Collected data
(begin)

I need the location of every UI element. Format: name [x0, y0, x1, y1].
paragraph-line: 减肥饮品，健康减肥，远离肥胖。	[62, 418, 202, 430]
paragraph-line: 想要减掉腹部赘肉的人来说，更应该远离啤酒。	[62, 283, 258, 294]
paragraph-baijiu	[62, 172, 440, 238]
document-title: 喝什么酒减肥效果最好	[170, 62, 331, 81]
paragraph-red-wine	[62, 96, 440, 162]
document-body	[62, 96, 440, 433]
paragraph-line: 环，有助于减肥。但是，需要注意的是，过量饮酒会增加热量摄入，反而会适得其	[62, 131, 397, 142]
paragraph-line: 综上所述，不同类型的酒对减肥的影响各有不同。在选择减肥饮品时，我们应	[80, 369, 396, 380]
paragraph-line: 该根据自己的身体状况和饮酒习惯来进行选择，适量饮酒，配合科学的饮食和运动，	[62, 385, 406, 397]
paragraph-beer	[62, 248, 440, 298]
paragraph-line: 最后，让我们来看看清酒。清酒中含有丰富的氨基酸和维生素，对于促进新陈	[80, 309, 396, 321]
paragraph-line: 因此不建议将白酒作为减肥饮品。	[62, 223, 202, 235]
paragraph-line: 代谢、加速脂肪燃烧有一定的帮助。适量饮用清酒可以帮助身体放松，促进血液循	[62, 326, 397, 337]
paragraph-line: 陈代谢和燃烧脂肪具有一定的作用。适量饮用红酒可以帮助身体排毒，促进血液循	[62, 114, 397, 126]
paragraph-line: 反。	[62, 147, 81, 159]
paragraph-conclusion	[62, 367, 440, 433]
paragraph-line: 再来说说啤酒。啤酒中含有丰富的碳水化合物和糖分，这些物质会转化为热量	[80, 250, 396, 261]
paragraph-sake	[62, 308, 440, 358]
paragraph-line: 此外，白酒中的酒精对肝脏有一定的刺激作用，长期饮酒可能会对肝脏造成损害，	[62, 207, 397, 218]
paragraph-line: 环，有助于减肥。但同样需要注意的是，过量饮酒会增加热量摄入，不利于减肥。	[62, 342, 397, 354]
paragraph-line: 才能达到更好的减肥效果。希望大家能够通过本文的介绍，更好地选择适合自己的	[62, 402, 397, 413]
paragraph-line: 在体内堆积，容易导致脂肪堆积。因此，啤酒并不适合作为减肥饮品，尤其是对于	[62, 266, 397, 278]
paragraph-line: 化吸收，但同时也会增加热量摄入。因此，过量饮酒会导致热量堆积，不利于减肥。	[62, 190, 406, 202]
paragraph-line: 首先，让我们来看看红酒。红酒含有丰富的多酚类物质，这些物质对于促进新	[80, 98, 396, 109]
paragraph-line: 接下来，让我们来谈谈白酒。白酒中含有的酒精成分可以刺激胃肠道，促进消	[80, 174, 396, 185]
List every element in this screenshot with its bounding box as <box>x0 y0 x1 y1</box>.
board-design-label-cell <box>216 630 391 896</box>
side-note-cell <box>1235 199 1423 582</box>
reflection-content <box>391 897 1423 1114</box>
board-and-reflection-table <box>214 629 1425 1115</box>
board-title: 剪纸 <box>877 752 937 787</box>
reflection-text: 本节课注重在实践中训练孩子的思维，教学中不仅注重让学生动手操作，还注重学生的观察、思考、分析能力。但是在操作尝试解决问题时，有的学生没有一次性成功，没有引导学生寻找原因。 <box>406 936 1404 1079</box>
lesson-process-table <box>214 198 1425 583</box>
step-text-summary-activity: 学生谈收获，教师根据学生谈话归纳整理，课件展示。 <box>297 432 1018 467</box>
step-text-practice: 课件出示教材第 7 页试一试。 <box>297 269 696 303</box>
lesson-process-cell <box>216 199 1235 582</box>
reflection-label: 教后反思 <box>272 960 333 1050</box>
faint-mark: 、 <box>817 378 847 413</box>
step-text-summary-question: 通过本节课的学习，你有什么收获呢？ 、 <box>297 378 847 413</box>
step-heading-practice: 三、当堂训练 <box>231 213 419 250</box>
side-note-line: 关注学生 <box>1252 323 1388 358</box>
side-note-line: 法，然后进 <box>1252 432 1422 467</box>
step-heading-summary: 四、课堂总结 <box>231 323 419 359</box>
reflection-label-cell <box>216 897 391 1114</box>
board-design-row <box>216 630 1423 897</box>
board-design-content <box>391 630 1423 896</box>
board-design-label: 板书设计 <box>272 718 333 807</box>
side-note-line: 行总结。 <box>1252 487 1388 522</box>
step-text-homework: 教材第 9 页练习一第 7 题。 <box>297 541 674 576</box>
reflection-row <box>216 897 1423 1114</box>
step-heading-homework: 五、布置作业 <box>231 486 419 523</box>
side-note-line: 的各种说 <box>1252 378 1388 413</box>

(end)

Copy every line of the data above, keeping each character unchanged.

I need the location of every UI element. Format: name [x0, y0, x1, y1].
paragraph-line: 减肥饮品，健康减肥，远离肥胖。	[62, 418, 202, 430]
paragraph-line: 想要减掉腹部赘肉的人来说，更应该远离啤酒。	[62, 283, 258, 294]
paragraph-baijiu	[62, 172, 440, 238]
document-title: 喝什么酒减肥效果最好	[170, 62, 331, 81]
paragraph-red-wine	[62, 96, 440, 162]
document-body	[62, 96, 440, 433]
paragraph-line: 环，有助于减肥。但是，需要注意的是，过量饮酒会增加热量摄入，反而会适得其	[62, 131, 397, 142]
paragraph-line: 综上所述，不同类型的酒对减肥的影响各有不同。在选择减肥饮品时，我们应	[80, 369, 396, 380]
paragraph-line: 该根据自己的身体状况和饮酒习惯来进行选择，适量饮酒，配合科学的饮食和运动，	[62, 385, 406, 397]
paragraph-beer	[62, 248, 440, 298]
paragraph-line: 最后，让我们来看看清酒。清酒中含有丰富的氨基酸和维生素，对于促进新陈	[80, 309, 396, 321]
paragraph-line: 因此不建议将白酒作为减肥饮品。	[62, 223, 202, 235]
paragraph-line: 代谢、加速脂肪燃烧有一定的帮助。适量饮用清酒可以帮助身体放松，促进血液循	[62, 326, 397, 337]
paragraph-line: 陈代谢和燃烧脂肪具有一定的作用。适量饮用红酒可以帮助身体排毒，促进血液循	[62, 114, 397, 126]
paragraph-line: 反。	[62, 147, 81, 159]
paragraph-conclusion	[62, 367, 440, 433]
paragraph-line: 再来说说啤酒。啤酒中含有丰富的碳水化合物和糖分，这些物质会转化为热量	[80, 250, 396, 261]
paragraph-sake	[62, 308, 440, 358]
paragraph-line: 此外，白酒中的酒精对肝脏有一定的刺激作用，长期饮酒可能会对肝脏造成损害，	[62, 207, 397, 218]
paragraph-line: 环，有助于减肥。但同样需要注意的是，过量饮酒会增加热量摄入，不利于减肥。	[62, 342, 397, 354]
paragraph-line: 才能达到更好的减肥效果。希望大家能够通过本文的介绍，更好地选择适合自己的	[62, 402, 397, 413]
paragraph-line: 在体内堆积，容易导致脂肪堆积。因此，啤酒并不适合作为减肥饮品，尤其是对于	[62, 266, 397, 278]
paragraph-line: 化吸收，但同时也会增加热量摄入。因此，过量饮酒会导致热量堆积，不利于减肥。	[62, 190, 406, 202]
paragraph-line: 首先，让我们来看看红酒。红酒含有丰富的多酚类物质，这些物质对于促进新	[80, 98, 396, 109]
paragraph-line: 接下来，让我们来谈谈白酒。白酒中含有的酒精成分可以刺激胃肠道，促进消	[80, 174, 396, 185]
List every element in this screenshot with its bounding box as <box>x0 y0 x1 y1</box>.
board-design-label-cell <box>216 630 391 896</box>
side-note-cell <box>1235 199 1423 582</box>
reflection-content <box>391 897 1423 1114</box>
board-and-reflection-table <box>214 629 1425 1115</box>
board-title: 剪纸 <box>877 752 937 787</box>
reflection-text: 本节课注重在实践中训练孩子的思维，教学中不仅注重让学生动手操作，还注重学生的观察、思考、分析能力。但是在操作尝试解决问题时，有的学生没有一次性成功，没有引导学生寻找原因。 <box>406 936 1404 1079</box>
lesson-process-table <box>214 198 1425 583</box>
step-text-summary-activity: 学生谈收获，教师根据学生谈话归纳整理，课件展示。 <box>297 432 1018 467</box>
step-text-practice: 课件出示教材第 7 页试一试。 <box>297 269 696 303</box>
lesson-process-cell <box>216 199 1235 582</box>
reflection-label: 教后反思 <box>272 960 333 1050</box>
faint-mark: 、 <box>817 378 847 413</box>
step-text-summary-question: 通过本节课的学习，你有什么收获呢？ 、 <box>297 378 847 413</box>
step-heading-practice: 三、当堂训练 <box>231 213 419 250</box>
side-note-line: 关注学生 <box>1252 323 1388 358</box>
side-note-line: 法，然后进 <box>1252 432 1422 467</box>
step-heading-summary: 四、课堂总结 <box>231 323 419 359</box>
reflection-label-cell <box>216 897 391 1114</box>
board-design-row <box>216 630 1423 897</box>
board-design-content <box>391 630 1423 896</box>
board-design-label: 板书设计 <box>272 718 333 807</box>
side-note-line: 行总结。 <box>1252 487 1388 522</box>
step-text-homework: 教材第 9 页练习一第 7 题。 <box>297 541 674 576</box>
reflection-row <box>216 897 1423 1114</box>
step-heading-homework: 五、布置作业 <box>231 486 419 523</box>
side-note-line: 的各种说 <box>1252 378 1388 413</box>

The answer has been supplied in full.